Task:
Give all the lines below again, exactly, with no pictures.

Source records:
▬▬▬▬▬▬

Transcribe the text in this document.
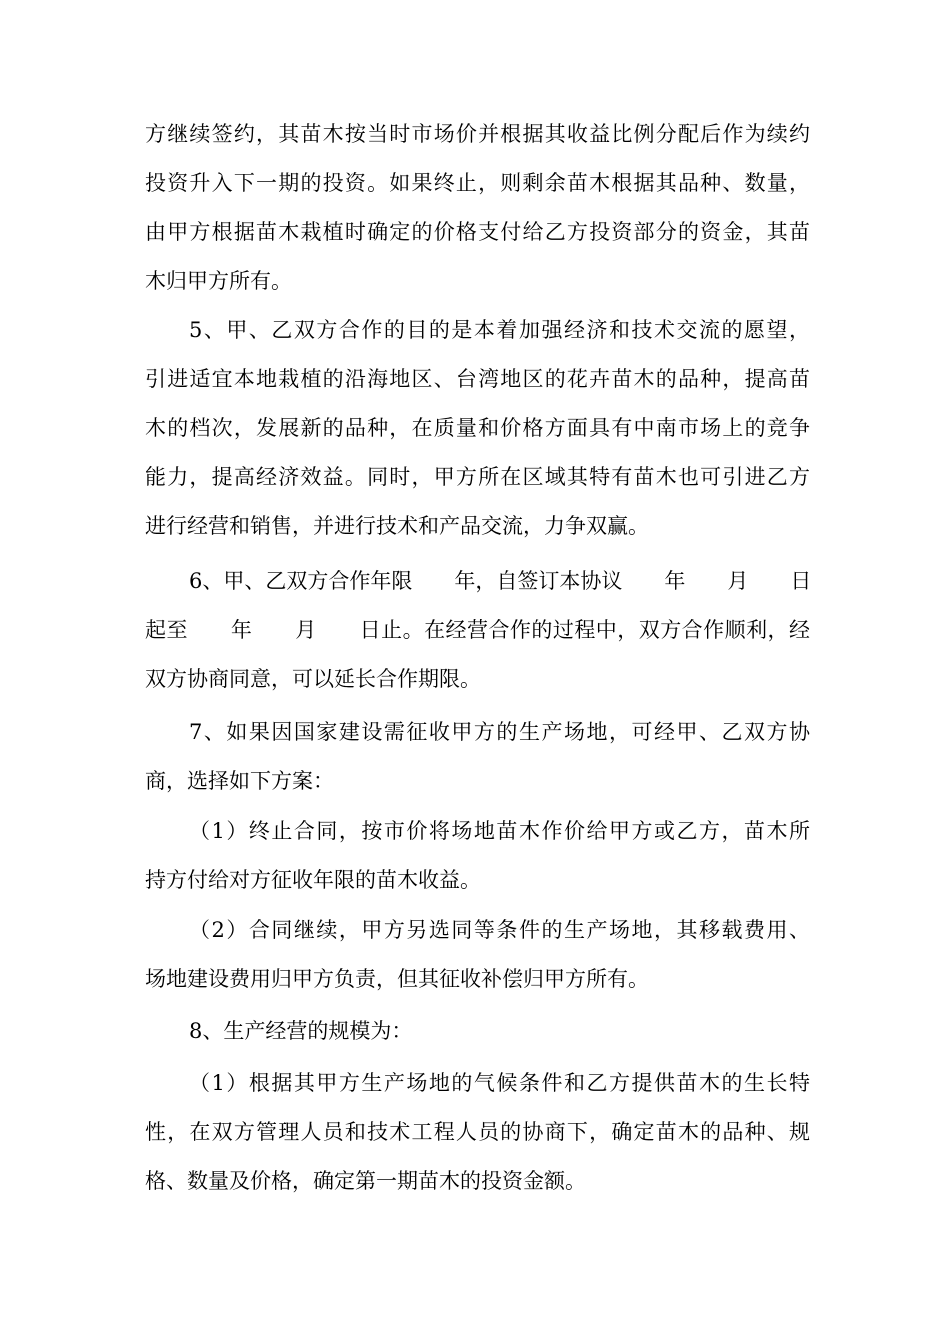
方继续签约，其苗木按当时市场价并根据其收益比例分配后作为续约
投资升入下一期的投资。如果终止，则剩余苗木根据其品种、数量，
由甲方根据苗木栽植时确定的价格支付给乙方投资部分的资金，其苗
木归甲方所有。
5、甲、乙双方合作的目的是本着加强经济和技术交流的愿望，
引进适宜本地栽植的沿海地区、台湾地区的花卉苗木的品种，提高苗
木的档次，发展新的品种，在质量和价格方面具有中南市场上的竞争
能力，提高经济效益。同时，甲方所在区域其特有苗木也可引进乙方
进行经营和销售，并进行技术和产品交流，力争双赢。
6、甲、乙双方合作年限　　年，自签订本协议　　年　　月　　日
起至　　年　　月　　日止。在经营合作的过程中，双方合作顺利，经
双方协商同意，可以延长合作期限。
7、如果因国家建设需征收甲方的生产场地，可经甲、乙双方协
商，选择如下方案：
（1）终止合同，按市价将场地苗木作价给甲方或乙方，苗木所
持方付给对方征收年限的苗木收益。
（2）合同继续，甲方另选同等条件的生产场地，其移载费用、
场地建设费用归甲方负责，但其征收补偿归甲方所有。
8、生产经营的规模为：
（1）根据其甲方生产场地的气候条件和乙方提供苗木的生长特
性，在双方管理人员和技术工程人员的协商下，确定苗木的品种、规
格、数量及价格，确定第一期苗木的投资金额。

▬▬▬▬▬▬

Answer in full:
Transcribe the text in this document.
方继续签约，其苗木按当时市场价并根据其收益比例分配后作为续约
投资升入下一期的投资。如果终止，则剩余苗木根据其品种、数量，
由甲方根据苗木栽植时确定的价格支付给乙方投资部分的资金，其苗
木归甲方所有。
5、甲、乙双方合作的目的是本着加强经济和技术交流的愿望，
引进适宜本地栽植的沿海地区、台湾地区的花卉苗木的品种，提高苗
木的档次，发展新的品种，在质量和价格方面具有中南市场上的竞争
能力，提高经济效益。同时，甲方所在区域其特有苗木也可引进乙方
进行经营和销售，并进行技术和产品交流，力争双赢。
6、甲、乙双方合作年限　　年，自签订本协议　　年　　月　　日
起至　　年　　月　　日止。在经营合作的过程中，双方合作顺利，经
双方协商同意，可以延长合作期限。
7、如果因国家建设需征收甲方的生产场地，可经甲、乙双方协
商，选择如下方案：
（1）终止合同，按市价将场地苗木作价给甲方或乙方，苗木所
持方付给对方征收年限的苗木收益。
（2）合同继续，甲方另选同等条件的生产场地，其移载费用、
场地建设费用归甲方负责，但其征收补偿归甲方所有。
8、生产经营的规模为：
（1）根据其甲方生产场地的气候条件和乙方提供苗木的生长特
性，在双方管理人员和技术工程人员的协商下，确定苗木的品种、规
格、数量及价格，确定第一期苗木的投资金额。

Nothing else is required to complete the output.